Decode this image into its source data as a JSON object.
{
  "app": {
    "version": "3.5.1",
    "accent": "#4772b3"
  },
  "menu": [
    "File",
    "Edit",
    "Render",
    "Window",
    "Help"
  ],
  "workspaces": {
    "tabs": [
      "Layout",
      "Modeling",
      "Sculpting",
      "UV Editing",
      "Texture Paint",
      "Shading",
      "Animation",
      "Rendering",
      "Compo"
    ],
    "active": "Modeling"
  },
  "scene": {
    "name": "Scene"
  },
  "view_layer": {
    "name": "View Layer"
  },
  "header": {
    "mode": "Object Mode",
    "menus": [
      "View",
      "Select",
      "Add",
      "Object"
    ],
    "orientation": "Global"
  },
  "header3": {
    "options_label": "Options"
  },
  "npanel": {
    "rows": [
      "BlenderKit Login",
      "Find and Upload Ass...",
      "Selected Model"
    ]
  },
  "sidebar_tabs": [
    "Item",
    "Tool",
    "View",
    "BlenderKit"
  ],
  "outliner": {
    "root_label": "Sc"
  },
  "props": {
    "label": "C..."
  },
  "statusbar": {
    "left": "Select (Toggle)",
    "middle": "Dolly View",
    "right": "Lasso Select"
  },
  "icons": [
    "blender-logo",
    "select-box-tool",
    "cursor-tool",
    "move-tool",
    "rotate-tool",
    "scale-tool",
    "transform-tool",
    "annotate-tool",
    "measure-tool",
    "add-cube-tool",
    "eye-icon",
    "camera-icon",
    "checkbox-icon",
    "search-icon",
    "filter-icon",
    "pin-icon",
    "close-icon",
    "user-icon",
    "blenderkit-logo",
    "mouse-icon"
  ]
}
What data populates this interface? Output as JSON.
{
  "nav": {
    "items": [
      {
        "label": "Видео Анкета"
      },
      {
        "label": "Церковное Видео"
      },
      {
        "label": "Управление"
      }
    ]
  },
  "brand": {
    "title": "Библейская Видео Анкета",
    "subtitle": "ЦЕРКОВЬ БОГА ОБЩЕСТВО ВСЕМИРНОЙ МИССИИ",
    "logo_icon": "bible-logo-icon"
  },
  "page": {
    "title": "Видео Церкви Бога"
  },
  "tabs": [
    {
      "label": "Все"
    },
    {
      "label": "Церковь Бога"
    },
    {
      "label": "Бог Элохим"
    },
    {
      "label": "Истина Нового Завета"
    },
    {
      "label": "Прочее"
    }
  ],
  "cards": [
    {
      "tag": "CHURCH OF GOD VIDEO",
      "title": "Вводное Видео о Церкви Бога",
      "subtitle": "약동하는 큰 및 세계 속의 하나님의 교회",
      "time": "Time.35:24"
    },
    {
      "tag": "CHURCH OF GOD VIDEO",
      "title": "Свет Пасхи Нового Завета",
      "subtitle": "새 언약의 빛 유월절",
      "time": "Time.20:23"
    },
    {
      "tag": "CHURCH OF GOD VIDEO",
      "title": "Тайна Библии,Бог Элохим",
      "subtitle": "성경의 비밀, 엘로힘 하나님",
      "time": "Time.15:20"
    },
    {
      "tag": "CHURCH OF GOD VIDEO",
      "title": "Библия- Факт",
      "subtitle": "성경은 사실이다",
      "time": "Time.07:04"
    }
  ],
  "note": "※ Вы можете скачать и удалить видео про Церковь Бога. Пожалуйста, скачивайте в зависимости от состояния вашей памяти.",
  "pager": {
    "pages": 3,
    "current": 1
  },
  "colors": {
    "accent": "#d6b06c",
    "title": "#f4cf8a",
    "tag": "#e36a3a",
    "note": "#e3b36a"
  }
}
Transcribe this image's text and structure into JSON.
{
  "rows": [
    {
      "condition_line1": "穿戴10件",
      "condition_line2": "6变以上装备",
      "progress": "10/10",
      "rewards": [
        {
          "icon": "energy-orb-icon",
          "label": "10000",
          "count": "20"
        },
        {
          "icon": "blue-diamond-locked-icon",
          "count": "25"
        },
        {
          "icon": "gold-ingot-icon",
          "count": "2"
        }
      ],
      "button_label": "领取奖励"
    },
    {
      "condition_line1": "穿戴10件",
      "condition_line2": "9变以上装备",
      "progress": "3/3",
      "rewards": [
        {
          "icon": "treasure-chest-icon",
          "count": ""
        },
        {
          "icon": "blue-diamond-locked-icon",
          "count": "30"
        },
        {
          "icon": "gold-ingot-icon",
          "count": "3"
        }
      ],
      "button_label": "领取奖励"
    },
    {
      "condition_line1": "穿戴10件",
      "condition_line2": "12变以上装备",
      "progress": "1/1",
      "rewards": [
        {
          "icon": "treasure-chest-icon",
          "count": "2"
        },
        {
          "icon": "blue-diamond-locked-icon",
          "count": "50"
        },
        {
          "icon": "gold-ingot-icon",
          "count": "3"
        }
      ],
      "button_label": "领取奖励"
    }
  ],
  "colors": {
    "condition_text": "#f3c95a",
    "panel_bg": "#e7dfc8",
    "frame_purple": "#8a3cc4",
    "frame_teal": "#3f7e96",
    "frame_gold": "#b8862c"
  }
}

* _EXERCISE DESCRIPTION_: All of the data must be returned exactly.

* _EXPECTED OUTPUT_:
Decode this image into its source data as a JSON object.
{
  "app": {
    "version": "3.5.1",
    "accent": "#4772b3"
  },
  "menu": [
    "File",
    "Edit",
    "Render",
    "Window",
    "Help"
  ],
  "workspaces": {
    "tabs": [
      "Layout",
      "Modeling",
      "Sculpting",
      "UV Editing",
      "Texture Paint",
      "Shading",
      "Animation",
      "Rendering",
      "Compo"
    ],
    "active": "Modeling"
  },
  "scene": {
    "name": "Scene"
  },
  "view_layer": {
    "name": "View Layer"
  },
  "header": {
    "mode": "Object Mode",
    "menus": [
      "View",
      "Select",
      "Add",
      "Object"
    ],
    "orientation": "Global"
  },
  "header3": {
    "options_label": "Options"
  },
  "npanel": {
    "rows": [
      "BlenderKit Login",
      "Find and Upload Ass...",
      "Selected Model"
    ]
  },
  "sidebar_tabs": [
    "Item",
    "Tool",
    "View",
    "BlenderKit"
  ],
  "outliner": {
    "root_label": "Sc"
  },
  "props": {
    "label": "C..."
  },
  "statusbar": {
    "left": "Select (Toggle)",
    "middle": "Dolly View",
    "right": "Lasso Select"
  },
  "icons": [
    "blender-logo",
    "select-box-tool",
    "cursor-tool",
    "move-tool",
    "rotate-tool",
    "scale-tool",
    "transform-tool",
    "annotate-tool",
    "measure-tool",
    "add-cube-tool",
    "eye-icon",
    "camera-icon",
    "checkbox-icon",
    "search-icon",
    "filter-icon",
    "pin-icon",
    "close-icon",
    "user-icon",
    "blenderkit-logo",
    "mouse-icon"
  ]
}
What data populates this interface? Output as JSON.
{
  "nav": {
    "items": [
      {
        "label": "Видео Анкета"
      },
      {
        "label": "Церковное Видео"
      },
      {
        "label": "Управление"
      }
    ]
  },
  "brand": {
    "title": "Библейская Видео Анкета",
    "subtitle": "ЦЕРКОВЬ БОГА ОБЩЕСТВО ВСЕМИРНОЙ МИССИИ",
    "logo_icon": "bible-logo-icon"
  },
  "page": {
    "title": "Видео Церкви Бога"
  },
  "tabs": [
    {
      "label": "Все"
    },
    {
      "label": "Церковь Бога"
    },
    {
      "label": "Бог Элохим"
    },
    {
      "label": "Истина Нового Завета"
    },
    {
      "label": "Прочее"
    }
  ],
  "cards": [
    {
      "tag": "CHURCH OF GOD VIDEO",
      "title": "Вводное Видео о Церкви Бога",
      "subtitle": "약동하는 큰 및 세계 속의 하나님의 교회",
      "time": "Time.35:24"
    },
    {
      "tag": "CHURCH OF GOD VIDEO",
      "title": "Свет Пасхи Нового Завета",
      "subtitle": "새 언약의 빛 유월절",
      "time": "Time.20:23"
    },
    {
      "tag": "CHURCH OF GOD VIDEO",
      "title": "Тайна Библии,Бог Элохим",
      "subtitle": "성경의 비밀, 엘로힘 하나님",
      "time": "Time.15:20"
    },
    {
      "tag": "CHURCH OF GOD VIDEO",
      "title": "Библия- Факт",
      "subtitle": "성경은 사실이다",
      "time": "Time.07:04"
    }
  ],
  "note": "※ Вы можете скачать и удалить видео про Церковь Бога. Пожалуйста, скачивайте в зависимости от состояния вашей памяти.",
  "pager": {
    "pages": 3,
    "current": 1
  },
  "colors": {
    "accent": "#d6b06c",
    "title": "#f4cf8a",
    "tag": "#e36a3a",
    "note": "#e3b36a"
  }
}
Transcribe this image's text and structure into JSON.
{
  "rows": [
    {
      "condition_line1": "穿戴10件",
      "condition_line2": "6变以上装备",
      "progress": "10/10",
      "rewards": [
        {
          "icon": "energy-orb-icon",
          "label": "10000",
          "count": "20"
        },
        {
          "icon": "blue-diamond-locked-icon",
          "count": "25"
        },
        {
          "icon": "gold-ingot-icon",
          "count": "2"
        }
      ],
      "button_label": "领取奖励"
    },
    {
      "condition_line1": "穿戴10件",
      "condition_line2": "9变以上装备",
      "progress": "3/3",
      "rewards": [
        {
          "icon": "treasure-chest-icon",
          "count": ""
        },
        {
          "icon": "blue-diamond-locked-icon",
          "count": "30"
        },
        {
          "icon": "gold-ingot-icon",
          "count": "3"
        }
      ],
      "button_label": "领取奖励"
    },
    {
      "condition_line1": "穿戴10件",
      "condition_line2": "12变以上装备",
      "progress": "1/1",
      "rewards": [
        {
          "icon": "treasure-chest-icon",
          "count": "2"
        },
        {
          "icon": "blue-diamond-locked-icon",
          "count": "50"
        },
        {
          "icon": "gold-ingot-icon",
          "count": "3"
        }
      ],
      "button_label": "领取奖励"
    }
  ],
  "colors": {
    "condition_text": "#f3c95a",
    "panel_bg": "#e7dfc8",
    "frame_purple": "#8a3cc4",
    "frame_teal": "#3f7e96",
    "frame_gold": "#b8862c"
  }
}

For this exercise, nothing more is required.